= Qué generar =
Reproduzca sin ninguna modificación las líneas de los registros desde la primera hasta la que contiene "time-range-start: 2022-08-02 07:30", ambas incluidas.

━━━━━━━━━━━━━━━━━━━━

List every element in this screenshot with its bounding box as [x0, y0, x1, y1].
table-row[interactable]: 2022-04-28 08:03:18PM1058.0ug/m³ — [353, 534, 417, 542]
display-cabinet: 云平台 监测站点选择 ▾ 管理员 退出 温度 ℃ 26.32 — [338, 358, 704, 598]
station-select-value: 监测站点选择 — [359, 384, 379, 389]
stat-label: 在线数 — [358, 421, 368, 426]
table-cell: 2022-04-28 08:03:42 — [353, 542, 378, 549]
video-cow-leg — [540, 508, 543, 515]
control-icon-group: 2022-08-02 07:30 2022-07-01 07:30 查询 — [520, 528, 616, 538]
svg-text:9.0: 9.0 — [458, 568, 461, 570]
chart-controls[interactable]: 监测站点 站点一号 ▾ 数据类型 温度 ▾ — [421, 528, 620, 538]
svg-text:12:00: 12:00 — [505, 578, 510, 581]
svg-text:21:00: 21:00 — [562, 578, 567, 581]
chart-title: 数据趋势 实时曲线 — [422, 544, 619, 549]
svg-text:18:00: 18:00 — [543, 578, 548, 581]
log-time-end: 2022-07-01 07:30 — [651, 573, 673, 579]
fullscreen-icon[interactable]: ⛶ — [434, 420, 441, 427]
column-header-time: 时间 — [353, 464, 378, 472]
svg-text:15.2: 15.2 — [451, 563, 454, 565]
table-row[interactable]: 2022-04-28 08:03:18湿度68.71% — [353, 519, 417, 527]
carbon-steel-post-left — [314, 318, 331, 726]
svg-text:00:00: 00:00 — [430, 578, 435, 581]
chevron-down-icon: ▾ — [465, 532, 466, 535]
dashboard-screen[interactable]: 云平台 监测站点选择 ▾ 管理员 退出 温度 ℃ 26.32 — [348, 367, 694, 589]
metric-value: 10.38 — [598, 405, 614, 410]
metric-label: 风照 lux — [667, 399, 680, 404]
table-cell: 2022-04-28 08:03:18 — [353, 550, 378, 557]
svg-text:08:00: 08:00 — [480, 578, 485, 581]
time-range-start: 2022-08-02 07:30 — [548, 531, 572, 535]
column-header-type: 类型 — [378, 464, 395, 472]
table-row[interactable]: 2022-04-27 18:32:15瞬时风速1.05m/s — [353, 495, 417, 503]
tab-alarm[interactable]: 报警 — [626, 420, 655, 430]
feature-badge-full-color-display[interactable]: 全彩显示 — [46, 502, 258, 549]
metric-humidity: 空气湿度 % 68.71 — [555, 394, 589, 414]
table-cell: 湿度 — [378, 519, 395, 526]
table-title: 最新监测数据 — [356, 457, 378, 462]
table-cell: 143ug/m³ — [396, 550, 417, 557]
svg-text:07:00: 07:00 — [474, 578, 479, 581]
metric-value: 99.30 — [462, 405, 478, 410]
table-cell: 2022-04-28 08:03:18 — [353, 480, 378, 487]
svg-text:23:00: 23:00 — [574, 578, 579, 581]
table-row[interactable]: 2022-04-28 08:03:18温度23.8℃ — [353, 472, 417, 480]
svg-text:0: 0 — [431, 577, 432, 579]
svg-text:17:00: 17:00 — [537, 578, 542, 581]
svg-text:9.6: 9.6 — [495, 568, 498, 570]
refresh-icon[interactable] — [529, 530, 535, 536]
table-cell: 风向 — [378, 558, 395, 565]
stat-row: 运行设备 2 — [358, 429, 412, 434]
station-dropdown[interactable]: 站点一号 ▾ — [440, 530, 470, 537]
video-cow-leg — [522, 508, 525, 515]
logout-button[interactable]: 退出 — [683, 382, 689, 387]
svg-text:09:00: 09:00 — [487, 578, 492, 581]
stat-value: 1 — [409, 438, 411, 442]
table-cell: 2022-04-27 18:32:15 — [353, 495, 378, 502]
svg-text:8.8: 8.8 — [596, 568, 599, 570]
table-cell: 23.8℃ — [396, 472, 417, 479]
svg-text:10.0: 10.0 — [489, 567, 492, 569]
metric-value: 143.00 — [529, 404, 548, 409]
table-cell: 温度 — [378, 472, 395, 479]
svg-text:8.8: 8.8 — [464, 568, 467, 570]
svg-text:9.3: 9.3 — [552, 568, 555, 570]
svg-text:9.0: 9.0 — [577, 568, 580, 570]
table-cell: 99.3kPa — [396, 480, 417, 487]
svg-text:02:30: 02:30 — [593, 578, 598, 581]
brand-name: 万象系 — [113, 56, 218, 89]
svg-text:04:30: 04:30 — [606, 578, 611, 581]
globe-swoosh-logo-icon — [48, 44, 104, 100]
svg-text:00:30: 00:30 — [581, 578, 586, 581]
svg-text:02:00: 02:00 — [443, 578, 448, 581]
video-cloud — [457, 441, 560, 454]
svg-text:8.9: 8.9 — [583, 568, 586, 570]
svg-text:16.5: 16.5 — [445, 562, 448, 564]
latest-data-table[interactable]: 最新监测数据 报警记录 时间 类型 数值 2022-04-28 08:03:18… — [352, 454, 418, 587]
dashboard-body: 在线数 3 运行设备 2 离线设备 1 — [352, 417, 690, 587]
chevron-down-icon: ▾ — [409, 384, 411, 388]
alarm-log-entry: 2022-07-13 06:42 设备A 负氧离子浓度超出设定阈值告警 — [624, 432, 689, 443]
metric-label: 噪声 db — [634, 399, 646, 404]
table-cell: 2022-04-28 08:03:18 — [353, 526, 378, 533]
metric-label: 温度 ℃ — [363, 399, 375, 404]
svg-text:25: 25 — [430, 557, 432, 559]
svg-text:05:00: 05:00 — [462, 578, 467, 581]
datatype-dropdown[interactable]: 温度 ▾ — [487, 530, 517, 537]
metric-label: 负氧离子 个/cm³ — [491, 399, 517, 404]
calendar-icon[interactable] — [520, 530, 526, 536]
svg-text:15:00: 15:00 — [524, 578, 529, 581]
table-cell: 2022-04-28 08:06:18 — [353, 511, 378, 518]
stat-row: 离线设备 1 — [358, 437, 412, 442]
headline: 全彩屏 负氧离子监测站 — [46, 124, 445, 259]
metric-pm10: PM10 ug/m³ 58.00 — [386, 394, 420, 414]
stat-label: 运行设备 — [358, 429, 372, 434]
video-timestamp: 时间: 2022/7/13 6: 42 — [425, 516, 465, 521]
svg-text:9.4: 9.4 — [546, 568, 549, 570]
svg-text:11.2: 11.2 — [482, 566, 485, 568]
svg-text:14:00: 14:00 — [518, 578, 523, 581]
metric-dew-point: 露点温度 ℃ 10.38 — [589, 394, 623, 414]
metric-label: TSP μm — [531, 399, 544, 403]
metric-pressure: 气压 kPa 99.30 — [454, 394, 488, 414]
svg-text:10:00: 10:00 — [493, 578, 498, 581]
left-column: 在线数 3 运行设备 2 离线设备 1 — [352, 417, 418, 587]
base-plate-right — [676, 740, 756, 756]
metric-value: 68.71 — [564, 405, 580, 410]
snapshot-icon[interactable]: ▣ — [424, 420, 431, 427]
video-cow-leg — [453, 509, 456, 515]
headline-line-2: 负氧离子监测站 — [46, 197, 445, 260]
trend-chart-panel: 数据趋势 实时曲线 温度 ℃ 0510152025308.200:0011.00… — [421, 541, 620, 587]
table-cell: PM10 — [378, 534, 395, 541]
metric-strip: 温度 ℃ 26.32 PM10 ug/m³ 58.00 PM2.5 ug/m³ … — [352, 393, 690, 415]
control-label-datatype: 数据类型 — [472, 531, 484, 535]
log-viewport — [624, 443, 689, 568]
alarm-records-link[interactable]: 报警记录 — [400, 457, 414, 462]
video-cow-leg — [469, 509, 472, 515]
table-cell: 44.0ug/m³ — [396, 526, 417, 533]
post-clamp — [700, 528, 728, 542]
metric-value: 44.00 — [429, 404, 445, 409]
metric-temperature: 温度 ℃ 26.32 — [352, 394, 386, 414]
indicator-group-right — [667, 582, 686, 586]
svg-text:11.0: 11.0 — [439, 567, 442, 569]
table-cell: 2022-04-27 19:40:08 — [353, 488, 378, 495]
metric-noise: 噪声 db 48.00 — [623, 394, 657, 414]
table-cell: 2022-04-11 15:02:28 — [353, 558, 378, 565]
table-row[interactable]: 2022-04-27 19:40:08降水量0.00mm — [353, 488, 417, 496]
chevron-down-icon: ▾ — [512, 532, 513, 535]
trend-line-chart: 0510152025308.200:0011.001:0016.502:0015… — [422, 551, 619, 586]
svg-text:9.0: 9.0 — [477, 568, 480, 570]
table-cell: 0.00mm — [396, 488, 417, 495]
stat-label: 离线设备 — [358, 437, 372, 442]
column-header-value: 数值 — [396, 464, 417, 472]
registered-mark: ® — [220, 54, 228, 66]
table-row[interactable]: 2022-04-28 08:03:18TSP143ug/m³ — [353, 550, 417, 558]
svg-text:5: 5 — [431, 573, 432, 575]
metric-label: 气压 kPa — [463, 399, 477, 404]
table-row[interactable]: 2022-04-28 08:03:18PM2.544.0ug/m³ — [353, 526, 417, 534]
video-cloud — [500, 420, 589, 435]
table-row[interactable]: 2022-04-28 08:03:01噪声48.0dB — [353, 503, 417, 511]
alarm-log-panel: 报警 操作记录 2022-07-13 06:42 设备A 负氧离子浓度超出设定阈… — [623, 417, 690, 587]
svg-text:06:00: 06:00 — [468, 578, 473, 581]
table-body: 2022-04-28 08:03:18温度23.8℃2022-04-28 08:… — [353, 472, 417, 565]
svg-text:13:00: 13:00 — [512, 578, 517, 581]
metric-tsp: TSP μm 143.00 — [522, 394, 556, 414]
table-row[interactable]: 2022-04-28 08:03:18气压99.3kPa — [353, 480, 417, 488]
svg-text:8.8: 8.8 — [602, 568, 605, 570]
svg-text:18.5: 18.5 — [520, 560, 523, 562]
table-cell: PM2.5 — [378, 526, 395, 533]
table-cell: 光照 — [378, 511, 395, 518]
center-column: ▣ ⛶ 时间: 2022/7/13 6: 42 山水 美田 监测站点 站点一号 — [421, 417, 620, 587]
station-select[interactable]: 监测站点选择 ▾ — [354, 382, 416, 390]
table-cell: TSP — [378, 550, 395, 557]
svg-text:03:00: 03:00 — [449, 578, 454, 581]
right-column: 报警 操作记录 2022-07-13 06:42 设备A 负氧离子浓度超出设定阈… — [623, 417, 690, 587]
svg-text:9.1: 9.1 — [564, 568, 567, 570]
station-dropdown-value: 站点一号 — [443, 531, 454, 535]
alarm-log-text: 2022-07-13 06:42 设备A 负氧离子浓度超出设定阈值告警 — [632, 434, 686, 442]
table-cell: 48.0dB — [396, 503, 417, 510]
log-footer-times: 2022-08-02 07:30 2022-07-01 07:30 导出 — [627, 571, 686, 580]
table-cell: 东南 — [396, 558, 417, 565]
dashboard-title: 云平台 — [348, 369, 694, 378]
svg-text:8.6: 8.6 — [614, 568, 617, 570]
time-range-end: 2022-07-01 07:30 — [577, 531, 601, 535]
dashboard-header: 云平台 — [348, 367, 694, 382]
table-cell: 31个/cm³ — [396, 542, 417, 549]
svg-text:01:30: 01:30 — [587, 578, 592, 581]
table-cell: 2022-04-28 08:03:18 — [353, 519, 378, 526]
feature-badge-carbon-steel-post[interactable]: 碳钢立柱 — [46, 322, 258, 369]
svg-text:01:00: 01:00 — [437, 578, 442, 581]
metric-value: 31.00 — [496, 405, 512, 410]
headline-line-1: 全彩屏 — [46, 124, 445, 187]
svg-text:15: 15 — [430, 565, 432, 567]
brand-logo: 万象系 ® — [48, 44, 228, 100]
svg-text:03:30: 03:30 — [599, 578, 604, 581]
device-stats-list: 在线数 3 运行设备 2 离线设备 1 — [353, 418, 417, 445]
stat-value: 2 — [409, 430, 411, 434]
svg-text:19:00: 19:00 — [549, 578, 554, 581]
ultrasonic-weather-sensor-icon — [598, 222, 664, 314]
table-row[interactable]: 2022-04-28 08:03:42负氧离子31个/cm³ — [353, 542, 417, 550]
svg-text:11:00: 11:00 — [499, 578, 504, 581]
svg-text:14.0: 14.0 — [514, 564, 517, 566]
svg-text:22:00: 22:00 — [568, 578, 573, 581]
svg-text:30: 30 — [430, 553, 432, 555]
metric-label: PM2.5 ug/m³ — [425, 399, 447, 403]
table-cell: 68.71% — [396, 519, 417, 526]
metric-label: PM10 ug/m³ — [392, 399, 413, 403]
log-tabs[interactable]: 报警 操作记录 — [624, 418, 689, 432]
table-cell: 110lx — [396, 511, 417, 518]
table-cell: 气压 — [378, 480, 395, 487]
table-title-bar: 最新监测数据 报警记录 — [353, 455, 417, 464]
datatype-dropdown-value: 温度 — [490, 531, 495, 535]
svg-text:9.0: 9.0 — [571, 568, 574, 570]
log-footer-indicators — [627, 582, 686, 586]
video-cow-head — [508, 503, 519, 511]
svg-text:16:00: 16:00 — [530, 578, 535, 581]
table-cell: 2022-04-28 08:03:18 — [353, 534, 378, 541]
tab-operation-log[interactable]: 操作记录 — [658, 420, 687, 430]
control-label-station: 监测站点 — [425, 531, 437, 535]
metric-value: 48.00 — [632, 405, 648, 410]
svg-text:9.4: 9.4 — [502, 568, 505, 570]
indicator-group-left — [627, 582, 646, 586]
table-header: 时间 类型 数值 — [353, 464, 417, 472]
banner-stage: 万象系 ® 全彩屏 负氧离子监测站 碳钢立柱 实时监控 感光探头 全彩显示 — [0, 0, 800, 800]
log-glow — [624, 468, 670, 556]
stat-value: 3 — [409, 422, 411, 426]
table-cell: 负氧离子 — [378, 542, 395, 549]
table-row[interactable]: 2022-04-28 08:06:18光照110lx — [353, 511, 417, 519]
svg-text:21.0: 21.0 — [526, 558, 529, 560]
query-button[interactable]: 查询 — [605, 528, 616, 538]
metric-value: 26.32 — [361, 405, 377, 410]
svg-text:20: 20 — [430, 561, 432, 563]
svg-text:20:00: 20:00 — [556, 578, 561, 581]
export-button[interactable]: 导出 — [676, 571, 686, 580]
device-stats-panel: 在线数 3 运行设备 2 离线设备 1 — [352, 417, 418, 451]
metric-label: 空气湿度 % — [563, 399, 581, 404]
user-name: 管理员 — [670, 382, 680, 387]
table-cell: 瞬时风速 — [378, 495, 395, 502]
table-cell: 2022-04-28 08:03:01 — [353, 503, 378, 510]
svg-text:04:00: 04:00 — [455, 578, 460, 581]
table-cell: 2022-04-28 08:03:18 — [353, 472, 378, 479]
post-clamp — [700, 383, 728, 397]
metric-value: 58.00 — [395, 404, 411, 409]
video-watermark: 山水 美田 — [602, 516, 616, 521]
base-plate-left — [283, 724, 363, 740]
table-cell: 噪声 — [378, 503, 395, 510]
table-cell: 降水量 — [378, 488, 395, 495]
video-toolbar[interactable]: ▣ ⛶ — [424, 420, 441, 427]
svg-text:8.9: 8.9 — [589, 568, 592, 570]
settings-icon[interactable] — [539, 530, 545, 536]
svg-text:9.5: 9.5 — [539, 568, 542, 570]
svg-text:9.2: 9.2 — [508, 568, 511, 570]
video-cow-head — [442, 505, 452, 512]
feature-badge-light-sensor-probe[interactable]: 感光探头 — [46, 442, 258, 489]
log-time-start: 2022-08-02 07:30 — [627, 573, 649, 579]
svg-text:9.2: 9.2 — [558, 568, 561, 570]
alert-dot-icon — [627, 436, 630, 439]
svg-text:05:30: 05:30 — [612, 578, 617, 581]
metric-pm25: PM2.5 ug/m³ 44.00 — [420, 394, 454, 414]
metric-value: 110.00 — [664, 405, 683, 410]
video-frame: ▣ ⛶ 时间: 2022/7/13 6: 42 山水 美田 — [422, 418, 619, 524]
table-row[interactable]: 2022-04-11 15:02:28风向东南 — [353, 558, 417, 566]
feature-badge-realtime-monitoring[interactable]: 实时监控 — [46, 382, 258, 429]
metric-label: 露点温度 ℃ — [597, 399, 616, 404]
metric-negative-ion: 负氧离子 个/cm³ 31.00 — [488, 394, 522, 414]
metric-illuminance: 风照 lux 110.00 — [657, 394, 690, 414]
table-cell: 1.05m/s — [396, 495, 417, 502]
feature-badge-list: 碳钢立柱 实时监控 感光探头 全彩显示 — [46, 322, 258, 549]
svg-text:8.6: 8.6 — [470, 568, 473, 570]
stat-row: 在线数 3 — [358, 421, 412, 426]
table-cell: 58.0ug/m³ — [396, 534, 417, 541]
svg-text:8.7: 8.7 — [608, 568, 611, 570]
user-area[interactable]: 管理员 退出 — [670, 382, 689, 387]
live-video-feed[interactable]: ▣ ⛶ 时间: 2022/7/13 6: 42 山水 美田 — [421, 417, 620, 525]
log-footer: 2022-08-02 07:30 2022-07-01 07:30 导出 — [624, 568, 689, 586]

━━━━━━━━━━━━━━━━━━━━

= Resultado obtenido =
List every element in this screenshot with its bounding box as [x0, y0, x1, y1].
table-row[interactable]: 2022-04-28 08:03:18PM1058.0ug/m³ — [353, 534, 417, 542]
display-cabinet: 云平台 监测站点选择 ▾ 管理员 退出 温度 ℃ 26.32 — [338, 358, 704, 598]
station-select-value: 监测站点选择 — [359, 384, 379, 389]
stat-label: 在线数 — [358, 421, 368, 426]
table-cell: 2022-04-28 08:03:42 — [353, 542, 378, 549]
video-cow-leg — [540, 508, 543, 515]
control-icon-group: 2022-08-02 07:30 2022-07-01 07:30 查询 — [520, 528, 616, 538]
svg-text:9.0: 9.0 — [458, 568, 461, 570]
chart-controls[interactable]: 监测站点 站点一号 ▾ 数据类型 温度 ▾ — [421, 528, 620, 538]
svg-text:12:00: 12:00 — [505, 578, 510, 581]
svg-text:21:00: 21:00 — [562, 578, 567, 581]
chart-title: 数据趋势 实时曲线 — [422, 544, 619, 549]
svg-text:18:00: 18:00 — [543, 578, 548, 581]
log-time-end: 2022-07-01 07:30 — [651, 573, 673, 579]
fullscreen-icon[interactable]: ⛶ — [434, 420, 441, 427]
column-header-time: 时间 — [353, 464, 378, 472]
svg-text:15.2: 15.2 — [451, 563, 454, 565]
table-row[interactable]: 2022-04-28 08:03:18湿度68.71% — [353, 519, 417, 527]
carbon-steel-post-left — [314, 318, 331, 726]
svg-text:00:00: 00:00 — [430, 578, 435, 581]
chevron-down-icon: ▾ — [465, 532, 466, 535]
dashboard-screen[interactable]: 云平台 监测站点选择 ▾ 管理员 退出 温度 ℃ 26.32 — [348, 367, 694, 589]
metric-value: 10.38 — [598, 405, 614, 410]
metric-label: 风照 lux — [667, 399, 680, 404]
table-cell: 2022-04-28 08:03:18 — [353, 550, 378, 557]
svg-text:08:00: 08:00 — [480, 578, 485, 581]
time-range-start: 2022-08-02 07:30 — [548, 531, 572, 535]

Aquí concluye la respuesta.